→ **TASK STATEMENT**
Reproduce without changes the lines from the first one in the list through the line containing "cell-atividade[interactable] bbox=[40, 328, 262, 346]", including that final line.

--- BEGIN ---

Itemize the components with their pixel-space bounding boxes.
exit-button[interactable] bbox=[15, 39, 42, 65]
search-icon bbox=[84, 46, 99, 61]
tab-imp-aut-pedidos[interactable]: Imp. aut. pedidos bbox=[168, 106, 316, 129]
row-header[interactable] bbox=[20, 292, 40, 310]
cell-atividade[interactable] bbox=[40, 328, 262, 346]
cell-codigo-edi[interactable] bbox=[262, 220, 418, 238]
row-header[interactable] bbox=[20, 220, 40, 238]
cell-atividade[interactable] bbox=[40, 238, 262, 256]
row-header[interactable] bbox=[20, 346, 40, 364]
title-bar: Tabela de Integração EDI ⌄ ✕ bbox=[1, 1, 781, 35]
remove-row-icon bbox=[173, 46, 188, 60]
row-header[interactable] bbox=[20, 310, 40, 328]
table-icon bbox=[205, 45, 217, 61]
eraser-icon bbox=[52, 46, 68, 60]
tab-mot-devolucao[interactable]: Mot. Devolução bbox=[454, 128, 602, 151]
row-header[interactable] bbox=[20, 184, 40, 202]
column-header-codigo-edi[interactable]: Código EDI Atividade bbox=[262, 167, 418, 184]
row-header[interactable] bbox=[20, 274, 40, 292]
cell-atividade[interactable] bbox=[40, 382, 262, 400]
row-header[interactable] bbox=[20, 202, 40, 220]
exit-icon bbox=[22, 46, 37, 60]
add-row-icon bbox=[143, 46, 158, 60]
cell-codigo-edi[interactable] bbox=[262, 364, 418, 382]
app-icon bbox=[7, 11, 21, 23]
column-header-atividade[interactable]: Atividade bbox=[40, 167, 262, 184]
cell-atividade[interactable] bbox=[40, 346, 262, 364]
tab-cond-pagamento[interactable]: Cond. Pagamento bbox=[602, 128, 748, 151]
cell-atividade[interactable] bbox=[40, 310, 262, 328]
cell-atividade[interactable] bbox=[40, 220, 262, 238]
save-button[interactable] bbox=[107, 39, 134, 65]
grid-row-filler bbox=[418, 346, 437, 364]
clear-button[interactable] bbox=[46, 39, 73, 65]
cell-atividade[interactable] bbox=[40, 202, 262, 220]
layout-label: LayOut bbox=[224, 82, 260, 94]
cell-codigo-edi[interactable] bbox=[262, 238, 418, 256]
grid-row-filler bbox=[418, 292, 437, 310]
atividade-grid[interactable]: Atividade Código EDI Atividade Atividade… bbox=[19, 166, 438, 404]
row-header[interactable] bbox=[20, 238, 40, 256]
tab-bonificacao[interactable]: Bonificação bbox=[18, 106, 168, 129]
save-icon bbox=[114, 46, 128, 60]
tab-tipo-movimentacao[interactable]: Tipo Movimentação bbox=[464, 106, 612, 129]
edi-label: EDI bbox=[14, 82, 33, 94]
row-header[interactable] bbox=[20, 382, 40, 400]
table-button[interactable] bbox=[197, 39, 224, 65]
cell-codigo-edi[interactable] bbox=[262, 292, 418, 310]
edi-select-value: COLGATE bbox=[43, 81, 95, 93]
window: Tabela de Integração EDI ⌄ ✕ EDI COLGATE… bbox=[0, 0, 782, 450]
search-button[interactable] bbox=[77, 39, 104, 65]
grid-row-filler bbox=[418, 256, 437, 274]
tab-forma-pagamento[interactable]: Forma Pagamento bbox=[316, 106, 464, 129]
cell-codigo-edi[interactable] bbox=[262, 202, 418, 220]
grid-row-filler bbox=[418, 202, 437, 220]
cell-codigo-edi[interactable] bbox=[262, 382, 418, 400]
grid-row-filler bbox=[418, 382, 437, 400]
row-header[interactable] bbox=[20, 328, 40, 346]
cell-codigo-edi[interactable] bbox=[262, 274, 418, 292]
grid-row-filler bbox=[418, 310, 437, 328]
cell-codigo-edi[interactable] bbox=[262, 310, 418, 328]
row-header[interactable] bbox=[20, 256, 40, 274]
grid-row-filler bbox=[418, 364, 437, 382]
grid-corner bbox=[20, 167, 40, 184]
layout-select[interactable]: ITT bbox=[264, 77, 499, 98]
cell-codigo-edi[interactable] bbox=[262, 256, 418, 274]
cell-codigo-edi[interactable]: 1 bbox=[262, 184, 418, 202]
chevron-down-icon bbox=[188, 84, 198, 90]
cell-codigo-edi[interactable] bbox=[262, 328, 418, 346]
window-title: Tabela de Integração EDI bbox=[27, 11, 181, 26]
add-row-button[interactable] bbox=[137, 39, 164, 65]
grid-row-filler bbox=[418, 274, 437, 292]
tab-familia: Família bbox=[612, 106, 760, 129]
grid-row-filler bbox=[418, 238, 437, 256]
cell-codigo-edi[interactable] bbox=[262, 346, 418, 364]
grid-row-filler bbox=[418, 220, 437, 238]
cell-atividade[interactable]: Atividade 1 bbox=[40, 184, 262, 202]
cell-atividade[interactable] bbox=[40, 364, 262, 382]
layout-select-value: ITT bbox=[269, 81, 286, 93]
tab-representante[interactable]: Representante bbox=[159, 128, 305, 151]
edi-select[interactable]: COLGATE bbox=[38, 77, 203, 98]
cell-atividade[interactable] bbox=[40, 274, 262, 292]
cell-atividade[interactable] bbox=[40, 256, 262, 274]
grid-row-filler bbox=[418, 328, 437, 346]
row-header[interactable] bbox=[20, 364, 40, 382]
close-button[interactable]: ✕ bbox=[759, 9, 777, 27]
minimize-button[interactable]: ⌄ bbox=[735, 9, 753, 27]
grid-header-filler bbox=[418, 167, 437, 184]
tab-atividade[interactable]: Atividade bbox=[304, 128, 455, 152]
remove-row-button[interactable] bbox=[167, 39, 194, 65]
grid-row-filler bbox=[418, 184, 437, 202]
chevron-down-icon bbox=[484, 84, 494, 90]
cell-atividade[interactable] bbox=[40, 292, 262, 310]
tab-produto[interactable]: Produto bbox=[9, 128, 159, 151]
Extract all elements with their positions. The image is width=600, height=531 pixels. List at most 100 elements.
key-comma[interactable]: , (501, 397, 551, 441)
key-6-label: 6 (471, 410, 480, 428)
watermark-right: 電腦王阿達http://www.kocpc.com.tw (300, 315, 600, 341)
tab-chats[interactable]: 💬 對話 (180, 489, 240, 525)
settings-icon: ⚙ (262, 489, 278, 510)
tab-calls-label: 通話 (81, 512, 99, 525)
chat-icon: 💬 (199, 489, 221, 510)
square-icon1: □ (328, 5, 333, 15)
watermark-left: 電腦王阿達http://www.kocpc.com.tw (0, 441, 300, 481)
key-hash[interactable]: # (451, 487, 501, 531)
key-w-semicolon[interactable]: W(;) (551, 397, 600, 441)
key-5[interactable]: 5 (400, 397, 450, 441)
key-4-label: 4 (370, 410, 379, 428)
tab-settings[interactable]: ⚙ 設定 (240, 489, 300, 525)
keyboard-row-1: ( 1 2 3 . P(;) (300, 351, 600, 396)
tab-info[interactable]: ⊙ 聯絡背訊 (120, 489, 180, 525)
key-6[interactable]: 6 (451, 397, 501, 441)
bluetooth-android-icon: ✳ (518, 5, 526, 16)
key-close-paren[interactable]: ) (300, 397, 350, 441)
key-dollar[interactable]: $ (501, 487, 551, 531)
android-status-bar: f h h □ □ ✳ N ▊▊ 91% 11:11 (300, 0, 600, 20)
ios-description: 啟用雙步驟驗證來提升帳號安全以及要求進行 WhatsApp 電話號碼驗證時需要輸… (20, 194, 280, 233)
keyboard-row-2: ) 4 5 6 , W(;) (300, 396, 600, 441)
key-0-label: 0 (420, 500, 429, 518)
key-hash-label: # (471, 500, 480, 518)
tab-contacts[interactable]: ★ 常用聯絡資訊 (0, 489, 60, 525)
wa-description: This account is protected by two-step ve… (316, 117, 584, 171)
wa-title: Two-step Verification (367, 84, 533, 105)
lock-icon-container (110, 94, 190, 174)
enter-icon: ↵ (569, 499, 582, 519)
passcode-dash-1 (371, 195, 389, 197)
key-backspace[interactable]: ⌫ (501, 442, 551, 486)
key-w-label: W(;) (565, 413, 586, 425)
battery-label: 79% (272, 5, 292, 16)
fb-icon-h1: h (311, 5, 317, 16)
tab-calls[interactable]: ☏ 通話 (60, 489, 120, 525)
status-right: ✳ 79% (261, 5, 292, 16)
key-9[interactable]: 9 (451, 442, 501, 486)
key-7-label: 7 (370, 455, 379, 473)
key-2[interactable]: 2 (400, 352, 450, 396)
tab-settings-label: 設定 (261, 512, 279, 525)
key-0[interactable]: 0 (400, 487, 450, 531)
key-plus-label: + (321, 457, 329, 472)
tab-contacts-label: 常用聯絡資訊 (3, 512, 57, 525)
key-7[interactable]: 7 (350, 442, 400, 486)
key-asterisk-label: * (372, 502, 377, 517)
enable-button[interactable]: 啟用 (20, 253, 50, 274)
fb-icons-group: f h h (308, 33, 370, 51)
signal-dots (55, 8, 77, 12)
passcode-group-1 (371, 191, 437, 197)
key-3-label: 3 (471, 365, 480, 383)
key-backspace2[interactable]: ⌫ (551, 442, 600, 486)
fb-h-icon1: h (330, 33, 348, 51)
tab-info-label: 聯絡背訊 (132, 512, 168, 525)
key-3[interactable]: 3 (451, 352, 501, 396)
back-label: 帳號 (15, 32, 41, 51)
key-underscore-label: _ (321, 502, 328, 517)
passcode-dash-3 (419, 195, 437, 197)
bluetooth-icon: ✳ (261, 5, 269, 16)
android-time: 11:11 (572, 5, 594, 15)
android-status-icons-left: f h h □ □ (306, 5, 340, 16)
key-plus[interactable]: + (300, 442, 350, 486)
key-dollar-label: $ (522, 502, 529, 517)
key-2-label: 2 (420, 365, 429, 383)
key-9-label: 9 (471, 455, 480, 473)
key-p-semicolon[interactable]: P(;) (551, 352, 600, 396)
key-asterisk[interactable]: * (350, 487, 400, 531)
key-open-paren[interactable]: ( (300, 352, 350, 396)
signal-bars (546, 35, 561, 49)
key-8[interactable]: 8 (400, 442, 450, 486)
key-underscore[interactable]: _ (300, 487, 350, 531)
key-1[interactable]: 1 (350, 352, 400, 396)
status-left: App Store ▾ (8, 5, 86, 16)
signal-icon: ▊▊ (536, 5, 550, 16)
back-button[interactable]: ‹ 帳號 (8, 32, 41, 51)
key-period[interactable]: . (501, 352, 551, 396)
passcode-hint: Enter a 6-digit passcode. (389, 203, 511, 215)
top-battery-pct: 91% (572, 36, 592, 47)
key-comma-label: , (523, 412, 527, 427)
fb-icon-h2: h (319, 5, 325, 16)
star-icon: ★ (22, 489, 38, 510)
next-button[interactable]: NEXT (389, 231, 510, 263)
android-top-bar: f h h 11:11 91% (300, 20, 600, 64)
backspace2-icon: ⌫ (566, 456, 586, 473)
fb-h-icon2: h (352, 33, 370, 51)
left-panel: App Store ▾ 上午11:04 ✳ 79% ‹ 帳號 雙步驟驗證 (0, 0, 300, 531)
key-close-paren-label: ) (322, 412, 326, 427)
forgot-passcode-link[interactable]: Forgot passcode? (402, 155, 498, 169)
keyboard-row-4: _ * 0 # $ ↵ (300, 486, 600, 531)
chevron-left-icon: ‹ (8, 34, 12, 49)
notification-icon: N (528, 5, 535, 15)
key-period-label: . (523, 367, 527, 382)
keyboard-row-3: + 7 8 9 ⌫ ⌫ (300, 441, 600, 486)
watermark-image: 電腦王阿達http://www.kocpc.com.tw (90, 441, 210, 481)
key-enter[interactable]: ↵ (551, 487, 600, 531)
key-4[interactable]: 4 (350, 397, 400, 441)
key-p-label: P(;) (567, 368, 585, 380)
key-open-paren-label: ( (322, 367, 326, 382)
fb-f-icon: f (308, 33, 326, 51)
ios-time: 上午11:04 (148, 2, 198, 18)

--- END ---

→ **SOLVED PROBLEM**
Itemize the components with their pixel-space bounding boxes.
exit-button[interactable] bbox=[15, 39, 42, 65]
search-icon bbox=[84, 46, 99, 61]
tab-imp-aut-pedidos[interactable]: Imp. aut. pedidos bbox=[168, 106, 316, 129]
row-header[interactable] bbox=[20, 292, 40, 310]
cell-atividade[interactable] bbox=[40, 328, 262, 346]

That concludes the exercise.